Start of Information supplied

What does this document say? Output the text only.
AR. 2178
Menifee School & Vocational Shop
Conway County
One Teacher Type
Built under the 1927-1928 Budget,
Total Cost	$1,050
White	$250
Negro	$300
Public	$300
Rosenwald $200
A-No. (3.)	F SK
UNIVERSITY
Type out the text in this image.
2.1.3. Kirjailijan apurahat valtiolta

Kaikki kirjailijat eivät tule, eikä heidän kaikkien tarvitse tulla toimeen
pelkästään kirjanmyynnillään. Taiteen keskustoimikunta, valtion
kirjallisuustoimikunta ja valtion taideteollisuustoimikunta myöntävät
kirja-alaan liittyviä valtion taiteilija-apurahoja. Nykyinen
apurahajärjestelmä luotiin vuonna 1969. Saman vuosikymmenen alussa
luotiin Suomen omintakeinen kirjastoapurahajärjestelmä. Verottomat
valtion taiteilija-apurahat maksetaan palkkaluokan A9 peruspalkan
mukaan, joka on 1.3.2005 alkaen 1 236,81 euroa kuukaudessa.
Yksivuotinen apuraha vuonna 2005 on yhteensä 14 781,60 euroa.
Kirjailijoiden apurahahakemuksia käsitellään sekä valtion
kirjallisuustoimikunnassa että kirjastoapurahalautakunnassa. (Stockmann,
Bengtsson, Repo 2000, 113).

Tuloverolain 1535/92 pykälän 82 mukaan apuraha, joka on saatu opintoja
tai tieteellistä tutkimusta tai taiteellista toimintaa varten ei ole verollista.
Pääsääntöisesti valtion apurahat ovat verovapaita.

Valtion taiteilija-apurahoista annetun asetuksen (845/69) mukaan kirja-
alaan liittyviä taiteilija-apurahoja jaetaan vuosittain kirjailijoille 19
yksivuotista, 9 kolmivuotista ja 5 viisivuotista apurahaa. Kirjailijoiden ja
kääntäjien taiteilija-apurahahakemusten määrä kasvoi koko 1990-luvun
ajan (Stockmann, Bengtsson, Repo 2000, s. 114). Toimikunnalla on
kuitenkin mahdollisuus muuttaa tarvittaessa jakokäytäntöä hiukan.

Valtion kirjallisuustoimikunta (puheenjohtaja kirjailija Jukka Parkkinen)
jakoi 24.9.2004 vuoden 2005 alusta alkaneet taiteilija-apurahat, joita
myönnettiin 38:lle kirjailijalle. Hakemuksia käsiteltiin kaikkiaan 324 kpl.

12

End of Information supplied

Goal of the exercise: Repeat the listing exactly, from its first line to its last.

Answer to this task:
What does this document say? Output the text only.
AR. 2178
Menifee School & Vocational Shop
Conway County
One Teacher Type
Built under the 1927-1928 Budget,
Total Cost	$1,050
White	$250
Negro	$300
Public	$300
Rosenwald $200
A-No. (3.)	F SK
UNIVERSITY
Type out the text in this image.
2.1.3. Kirjailijan apurahat valtiolta

Kaikki kirjailijat eivät tule, eikä heidän kaikkien tarvitse tulla toimeen
pelkästään kirjanmyynnillään. Taiteen keskustoimikunta, valtion
kirjallisuustoimikunta ja valtion taideteollisuustoimikunta myöntävät
kirja-alaan liittyviä valtion taiteilija-apurahoja. Nykyinen
apurahajärjestelmä luotiin vuonna 1969. Saman vuosikymmenen alussa
luotiin Suomen omintakeinen kirjastoapurahajärjestelmä. Verottomat
valtion taiteilija-apurahat maksetaan palkkaluokan A9 peruspalkan
mukaan, joka on 1.3.2005 alkaen 1 236,81 euroa kuukaudessa.
Yksivuotinen apuraha vuonna 2005 on yhteensä 14 781,60 euroa.
Kirjailijoiden apurahahakemuksia käsitellään sekä valtion
kirjallisuustoimikunnassa että kirjastoapurahalautakunnassa. (Stockmann,
Bengtsson, Repo 2000, 113).

Tuloverolain 1535/92 pykälän 82 mukaan apuraha, joka on saatu opintoja
tai tieteellistä tutkimusta tai taiteellista toimintaa varten ei ole verollista.
Pääsääntöisesti valtion apurahat ovat verovapaita.

Valtion taiteilija-apurahoista annetun asetuksen (845/69) mukaan kirja-
alaan liittyviä taiteilija-apurahoja jaetaan vuosittain kirjailijoille 19
yksivuotista, 9 kolmivuotista ja 5 viisivuotista apurahaa. Kirjailijoiden ja
kääntäjien taiteilija-apurahahakemusten määrä kasvoi koko 1990-luvun
ajan (Stockmann, Bengtsson, Repo 2000, s. 114). Toimikunnalla on
kuitenkin mahdollisuus muuttaa tarvittaessa jakokäytäntöä hiukan.

Valtion kirjallisuustoimikunta (puheenjohtaja kirjailija Jukka Parkkinen)
jakoi 24.9.2004 vuoden 2005 alusta alkaneet taiteilija-apurahat, joita
myönnettiin 38:lle kirjailijalle. Hakemuksia käsiteltiin kaikkiaan 324 kpl.

12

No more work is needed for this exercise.